Below are the entries; count the lines in them that contain the word "probable" and give only the number.

— Start —

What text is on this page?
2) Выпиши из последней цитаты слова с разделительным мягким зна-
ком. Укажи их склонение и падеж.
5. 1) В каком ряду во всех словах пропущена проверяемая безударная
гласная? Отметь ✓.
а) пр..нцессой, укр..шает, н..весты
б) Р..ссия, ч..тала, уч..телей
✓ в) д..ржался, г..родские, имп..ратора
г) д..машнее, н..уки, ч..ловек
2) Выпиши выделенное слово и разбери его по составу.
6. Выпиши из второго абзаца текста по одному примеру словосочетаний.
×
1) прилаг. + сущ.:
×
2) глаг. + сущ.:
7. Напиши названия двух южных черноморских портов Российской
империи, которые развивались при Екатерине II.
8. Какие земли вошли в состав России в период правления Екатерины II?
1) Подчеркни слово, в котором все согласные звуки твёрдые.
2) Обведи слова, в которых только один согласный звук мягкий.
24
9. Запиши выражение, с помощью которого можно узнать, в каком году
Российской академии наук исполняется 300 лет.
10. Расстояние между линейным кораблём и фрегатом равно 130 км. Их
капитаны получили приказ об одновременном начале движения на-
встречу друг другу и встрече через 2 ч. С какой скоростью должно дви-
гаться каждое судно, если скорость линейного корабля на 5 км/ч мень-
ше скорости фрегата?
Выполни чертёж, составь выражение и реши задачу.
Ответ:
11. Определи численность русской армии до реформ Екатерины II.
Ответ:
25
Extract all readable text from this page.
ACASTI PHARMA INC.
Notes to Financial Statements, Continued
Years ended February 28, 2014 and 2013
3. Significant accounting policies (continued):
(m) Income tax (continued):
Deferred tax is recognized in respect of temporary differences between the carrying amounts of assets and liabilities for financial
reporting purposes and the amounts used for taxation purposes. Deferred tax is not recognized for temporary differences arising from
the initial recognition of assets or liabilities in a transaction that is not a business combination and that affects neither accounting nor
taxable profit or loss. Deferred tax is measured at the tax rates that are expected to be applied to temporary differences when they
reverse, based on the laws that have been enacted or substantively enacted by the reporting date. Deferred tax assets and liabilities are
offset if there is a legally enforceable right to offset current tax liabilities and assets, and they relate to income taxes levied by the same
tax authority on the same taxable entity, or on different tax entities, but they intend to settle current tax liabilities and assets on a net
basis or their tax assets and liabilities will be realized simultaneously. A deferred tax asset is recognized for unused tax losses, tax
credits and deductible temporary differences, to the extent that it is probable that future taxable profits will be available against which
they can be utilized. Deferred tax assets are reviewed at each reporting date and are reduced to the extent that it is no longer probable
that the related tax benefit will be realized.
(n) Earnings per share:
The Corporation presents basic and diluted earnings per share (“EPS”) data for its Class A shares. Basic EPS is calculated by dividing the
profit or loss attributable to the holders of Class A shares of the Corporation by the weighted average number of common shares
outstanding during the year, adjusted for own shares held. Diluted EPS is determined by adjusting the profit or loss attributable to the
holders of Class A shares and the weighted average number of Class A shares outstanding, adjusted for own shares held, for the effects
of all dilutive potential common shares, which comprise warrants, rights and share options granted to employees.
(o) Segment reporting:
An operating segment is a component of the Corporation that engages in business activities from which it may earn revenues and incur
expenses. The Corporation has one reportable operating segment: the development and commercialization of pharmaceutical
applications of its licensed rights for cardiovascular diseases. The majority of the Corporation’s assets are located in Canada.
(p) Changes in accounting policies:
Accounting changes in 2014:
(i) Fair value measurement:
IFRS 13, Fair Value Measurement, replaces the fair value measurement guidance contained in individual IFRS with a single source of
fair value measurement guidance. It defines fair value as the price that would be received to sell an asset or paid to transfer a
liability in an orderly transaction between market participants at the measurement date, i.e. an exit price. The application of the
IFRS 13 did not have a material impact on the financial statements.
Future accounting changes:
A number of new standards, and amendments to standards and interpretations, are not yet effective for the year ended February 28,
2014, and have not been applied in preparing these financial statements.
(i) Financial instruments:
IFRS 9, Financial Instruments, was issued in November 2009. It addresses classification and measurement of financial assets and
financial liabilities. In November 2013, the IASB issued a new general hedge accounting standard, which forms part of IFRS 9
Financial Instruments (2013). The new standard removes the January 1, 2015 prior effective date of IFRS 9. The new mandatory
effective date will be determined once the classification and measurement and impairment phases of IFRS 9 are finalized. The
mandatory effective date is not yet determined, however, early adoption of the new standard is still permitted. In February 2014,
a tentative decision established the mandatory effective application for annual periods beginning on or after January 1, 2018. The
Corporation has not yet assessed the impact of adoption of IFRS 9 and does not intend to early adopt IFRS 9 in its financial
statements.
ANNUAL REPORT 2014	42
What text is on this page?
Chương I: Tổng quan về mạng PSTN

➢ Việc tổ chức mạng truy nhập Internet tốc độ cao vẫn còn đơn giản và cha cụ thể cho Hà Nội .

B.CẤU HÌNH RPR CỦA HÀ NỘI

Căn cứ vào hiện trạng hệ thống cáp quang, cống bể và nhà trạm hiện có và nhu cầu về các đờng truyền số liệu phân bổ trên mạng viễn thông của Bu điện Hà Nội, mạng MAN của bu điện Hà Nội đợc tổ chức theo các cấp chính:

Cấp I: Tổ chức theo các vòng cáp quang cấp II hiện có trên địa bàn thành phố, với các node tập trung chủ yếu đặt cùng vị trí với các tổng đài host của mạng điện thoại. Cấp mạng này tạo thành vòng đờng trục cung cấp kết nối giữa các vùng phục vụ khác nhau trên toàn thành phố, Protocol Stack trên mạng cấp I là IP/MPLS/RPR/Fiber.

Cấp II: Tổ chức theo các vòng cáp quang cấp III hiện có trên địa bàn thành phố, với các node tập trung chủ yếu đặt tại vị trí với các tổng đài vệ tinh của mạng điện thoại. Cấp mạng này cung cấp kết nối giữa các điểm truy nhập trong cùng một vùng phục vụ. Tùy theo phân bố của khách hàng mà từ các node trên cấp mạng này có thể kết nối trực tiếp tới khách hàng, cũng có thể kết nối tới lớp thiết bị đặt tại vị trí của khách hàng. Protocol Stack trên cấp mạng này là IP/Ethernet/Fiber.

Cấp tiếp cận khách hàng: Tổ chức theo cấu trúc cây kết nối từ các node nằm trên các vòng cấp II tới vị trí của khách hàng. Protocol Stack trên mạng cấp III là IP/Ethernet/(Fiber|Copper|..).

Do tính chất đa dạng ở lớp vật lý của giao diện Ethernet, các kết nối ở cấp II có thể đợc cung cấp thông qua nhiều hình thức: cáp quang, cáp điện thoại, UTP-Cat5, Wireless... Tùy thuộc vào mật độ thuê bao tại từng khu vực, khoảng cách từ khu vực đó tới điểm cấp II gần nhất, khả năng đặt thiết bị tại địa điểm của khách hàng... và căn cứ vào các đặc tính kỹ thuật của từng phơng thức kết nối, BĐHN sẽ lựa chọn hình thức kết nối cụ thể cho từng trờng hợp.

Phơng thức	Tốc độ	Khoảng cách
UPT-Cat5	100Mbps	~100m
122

— End —

(Problem solution): 2